Problem to work on » Transcribe the records in full, keeping every character as it is.

Data to process »
------------
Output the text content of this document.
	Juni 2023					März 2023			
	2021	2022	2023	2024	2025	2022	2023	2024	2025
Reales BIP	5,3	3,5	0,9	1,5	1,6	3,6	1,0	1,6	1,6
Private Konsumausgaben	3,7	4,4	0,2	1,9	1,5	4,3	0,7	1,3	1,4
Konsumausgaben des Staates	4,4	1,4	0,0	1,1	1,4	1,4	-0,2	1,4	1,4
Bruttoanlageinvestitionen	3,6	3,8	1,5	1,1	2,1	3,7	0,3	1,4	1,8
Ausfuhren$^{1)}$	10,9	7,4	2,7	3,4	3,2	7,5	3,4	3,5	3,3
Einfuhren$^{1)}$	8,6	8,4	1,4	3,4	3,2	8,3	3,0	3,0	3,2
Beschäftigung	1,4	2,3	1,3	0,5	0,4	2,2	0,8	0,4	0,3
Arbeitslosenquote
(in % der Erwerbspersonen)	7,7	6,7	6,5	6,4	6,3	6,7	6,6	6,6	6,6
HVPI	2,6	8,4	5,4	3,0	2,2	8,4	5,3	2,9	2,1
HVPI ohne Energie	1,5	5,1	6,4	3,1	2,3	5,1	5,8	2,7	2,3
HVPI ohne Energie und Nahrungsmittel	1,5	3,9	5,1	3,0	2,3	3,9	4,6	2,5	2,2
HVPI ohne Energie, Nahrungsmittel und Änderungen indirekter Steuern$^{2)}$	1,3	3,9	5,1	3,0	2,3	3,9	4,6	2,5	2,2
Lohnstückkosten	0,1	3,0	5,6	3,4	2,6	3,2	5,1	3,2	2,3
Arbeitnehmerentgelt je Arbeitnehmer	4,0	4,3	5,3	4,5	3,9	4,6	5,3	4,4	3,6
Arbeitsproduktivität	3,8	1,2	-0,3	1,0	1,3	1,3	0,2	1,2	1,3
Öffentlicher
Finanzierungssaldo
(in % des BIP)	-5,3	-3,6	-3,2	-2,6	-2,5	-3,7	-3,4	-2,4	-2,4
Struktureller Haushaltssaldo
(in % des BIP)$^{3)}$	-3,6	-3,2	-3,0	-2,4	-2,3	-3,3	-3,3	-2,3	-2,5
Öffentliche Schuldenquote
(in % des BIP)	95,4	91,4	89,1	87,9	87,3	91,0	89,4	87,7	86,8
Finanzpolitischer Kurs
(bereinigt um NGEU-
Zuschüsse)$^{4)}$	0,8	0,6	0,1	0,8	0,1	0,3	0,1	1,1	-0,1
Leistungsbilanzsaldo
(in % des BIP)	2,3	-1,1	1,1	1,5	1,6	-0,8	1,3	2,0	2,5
------------
Result »
Output the text content of this document.
	Juni 2023					März 2023			
	2021	2022	2023	2024	2025	2022	2023	2024	2025
Reales BIP	5,3	3,5	0,9	1,5	1,6	3,6	1,0	1,6	1,6
Private Konsumausgaben	3,7	4,4	0,2	1,9	1,5	4,3	0,7	1,3	1,4
Konsumausgaben des Staates	4,4	1,4	0,0	1,1	1,4	1,4	-0,2	1,4	1,4
Bruttoanlageinvestitionen	3,6	3,8	1,5	1,1	2,1	3,7	0,3	1,4	1,8
Ausfuhren$^{1)}$	10,9	7,4	2,7	3,4	3,2	7,5	3,4	3,5	3,3
Einfuhren$^{1)}$	8,6	8,4	1,4	3,4	3,2	8,3	3,0	3,0	3,2
Beschäftigung	1,4	2,3	1,3	0,5	0,4	2,2	0,8	0,4	0,3
Arbeitslosenquote
(in % der Erwerbspersonen)	7,7	6,7	6,5	6,4	6,3	6,7	6,6	6,6	6,6
HVPI	2,6	8,4	5,4	3,0	2,2	8,4	5,3	2,9	2,1
HVPI ohne Energie	1,5	5,1	6,4	3,1	2,3	5,1	5,8	2,7	2,3
HVPI ohne Energie und Nahrungsmittel	1,5	3,9	5,1	3,0	2,3	3,9	4,6	2,5	2,2
HVPI ohne Energie, Nahrungsmittel und Änderungen indirekter Steuern$^{2)}$	1,3	3,9	5,1	3,0	2,3	3,9	4,6	2,5	2,2
Lohnstückkosten	0,1	3,0	5,6	3,4	2,6	3,2	5,1	3,2	2,3
Arbeitnehmerentgelt je Arbeitnehmer	4,0	4,3	5,3	4,5	3,9	4,6	5,3	4,4	3,6
Arbeitsproduktivität	3,8	1,2	-0,3	1,0	1,3	1,3	0,2	1,2	1,3
Öffentlicher
Finanzierungssaldo
(in % des BIP)	-5,3	-3,6	-3,2	-2,6	-2,5	-3,7	-3,4	-2,4	-2,4
Struktureller Haushaltssaldo
(in % des BIP)$^{3)}$	-3,6	-3,2	-3,0	-2,4	-2,3	-3,3	-3,3	-2,3	-2,5
Öffentliche Schuldenquote
(in % des BIP)	95,4	91,4	89,1	87,9	87,3	91,0	89,4	87,7	86,8
Finanzpolitischer Kurs
(bereinigt um NGEU-
Zuschüsse)$^{4)}$	0,8	0,6	0,1	0,8	0,1	0,3	0,1	1,1	-0,1
Leistungsbilanzsaldo
(in % des BIP)	2,3	-1,1	1,1	1,5	1,6	-0,8	1,3	2,0	2,5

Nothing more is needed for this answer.